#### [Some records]
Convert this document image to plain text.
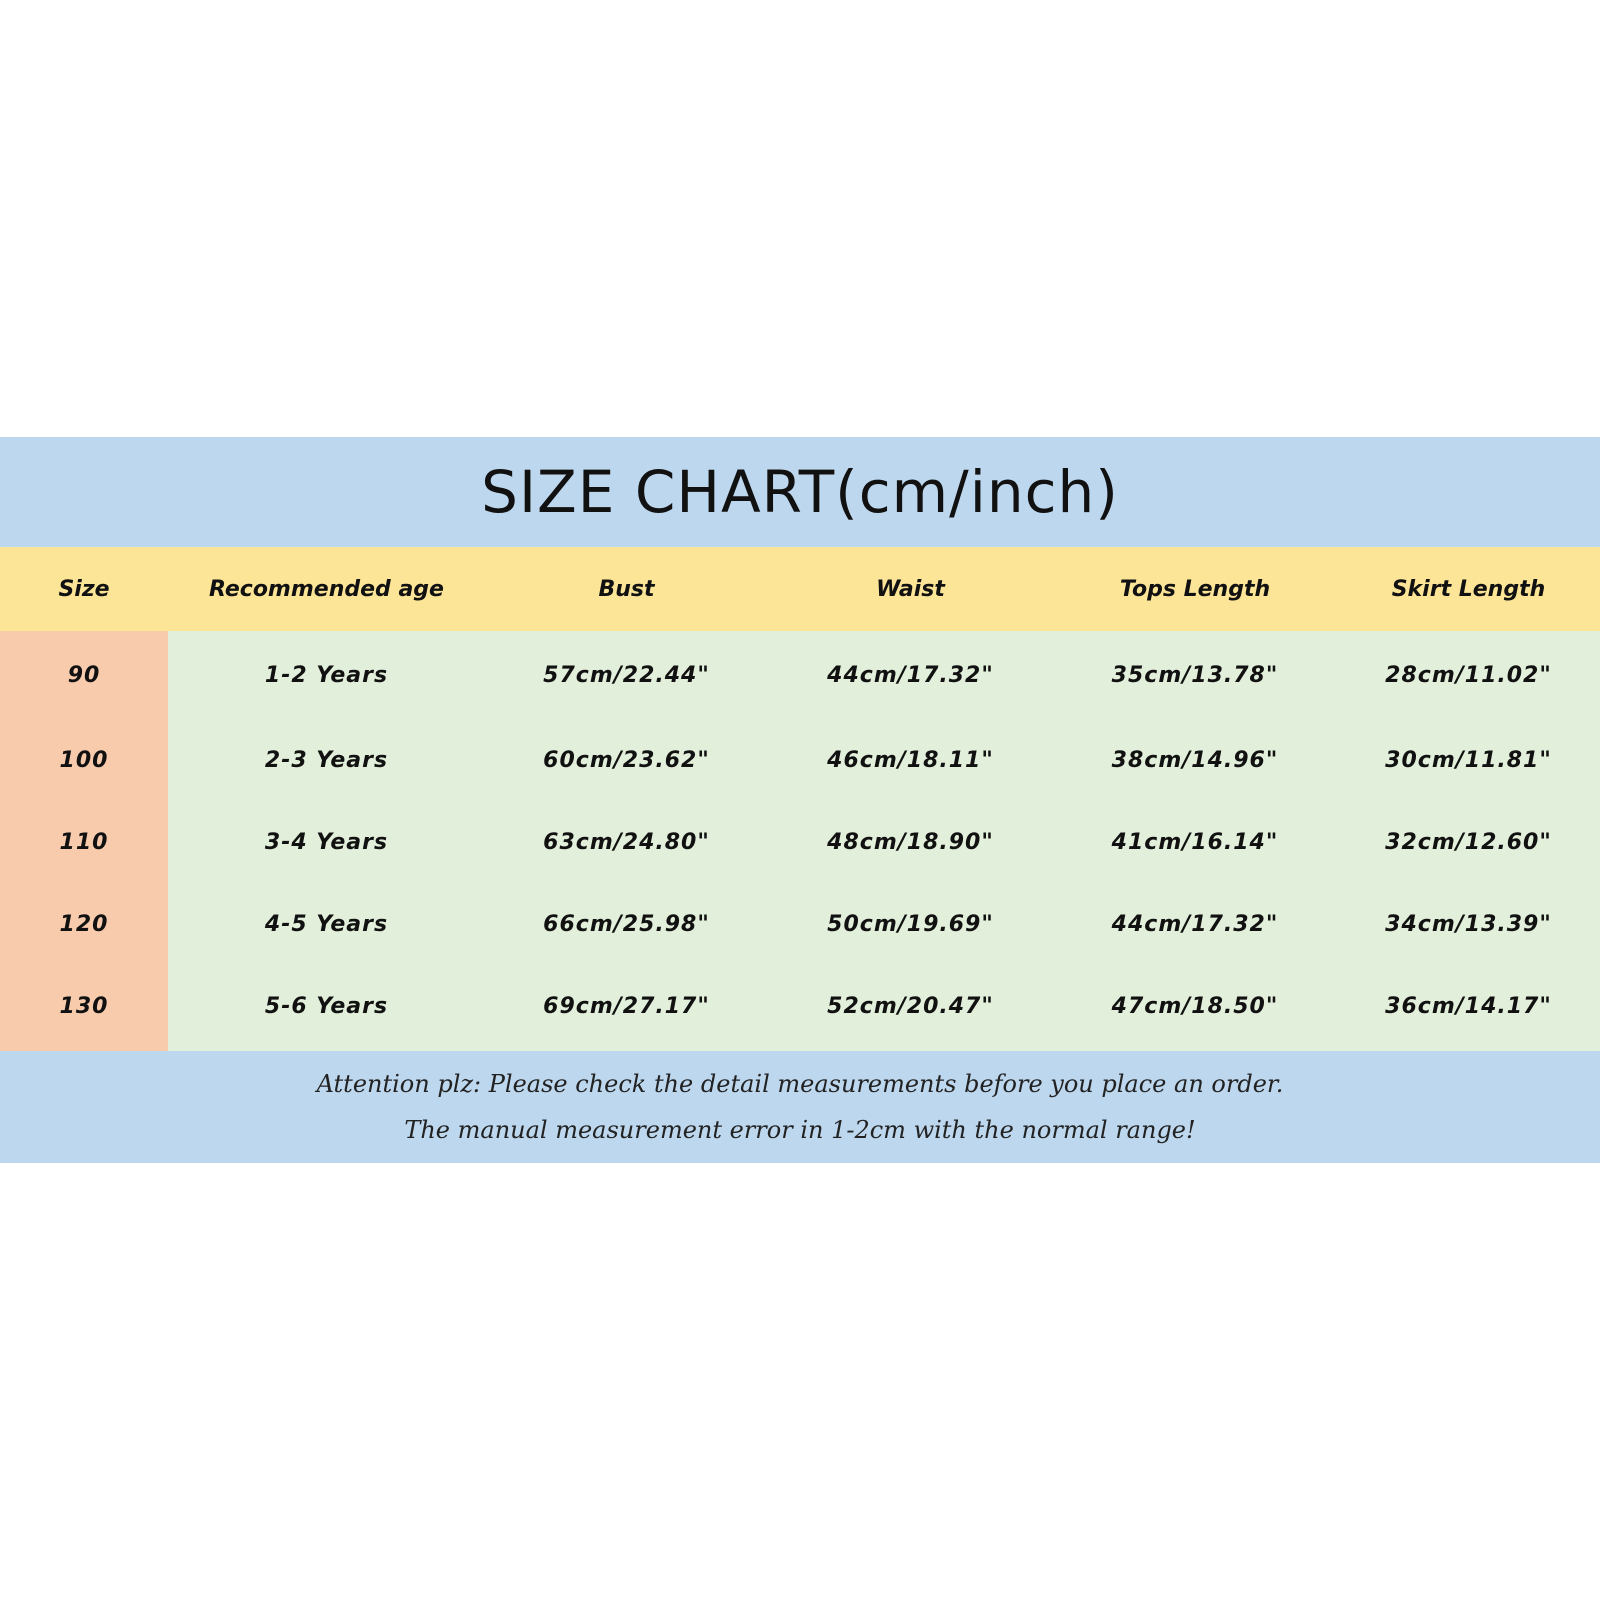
SIZE CHART(cm/inch)
Size	Recommended age	Bust	Waist	Tops Length	Skirt Length
90	1-2 Years	57cm/22.44"	44cm/17.32"	35cm/13.78"	28cm/11.02"
100	2-3 Years	60cm/23.62"	46cm/18.11"	38cm/14.96"	30cm/11.81"
110	3-4 Years	63cm/24.80"	48cm/18.90"	41cm/16.14"	32cm/12.60"
120	4-5 Years	66cm/25.98"	50cm/19.69"	44cm/17.32"	34cm/13.39"
130	5-6 Years	69cm/27.17"	52cm/20.47"	47cm/18.50"	36cm/14.17"
Attention plz: Please check the detail measurements before you place an order.
The manual measurement error in 1-2cm with the normal range!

#### [Written task]
Return each line from the material above exactly, but not the pictures.

#### [Exercise response]
Convert this document image to plain text.
SIZE CHART(cm/inch)
Size	Recommended age	Bust	Waist	Tops Length	Skirt Length
90	1-2 Years	57cm/22.44"	44cm/17.32"	35cm/13.78"	28cm/11.02"
100	2-3 Years	60cm/23.62"	46cm/18.11"	38cm/14.96"	30cm/11.81"
110	3-4 Years	63cm/24.80"	48cm/18.90"	41cm/16.14"	32cm/12.60"
120	4-5 Years	66cm/25.98"	50cm/19.69"	44cm/17.32"	34cm/13.39"
130	5-6 Years	69cm/27.17"	52cm/20.47"	47cm/18.50"	36cm/14.17"
Attention plz: Please check the detail measurements before you place an order.
The manual measurement error in 1-2cm with the normal range!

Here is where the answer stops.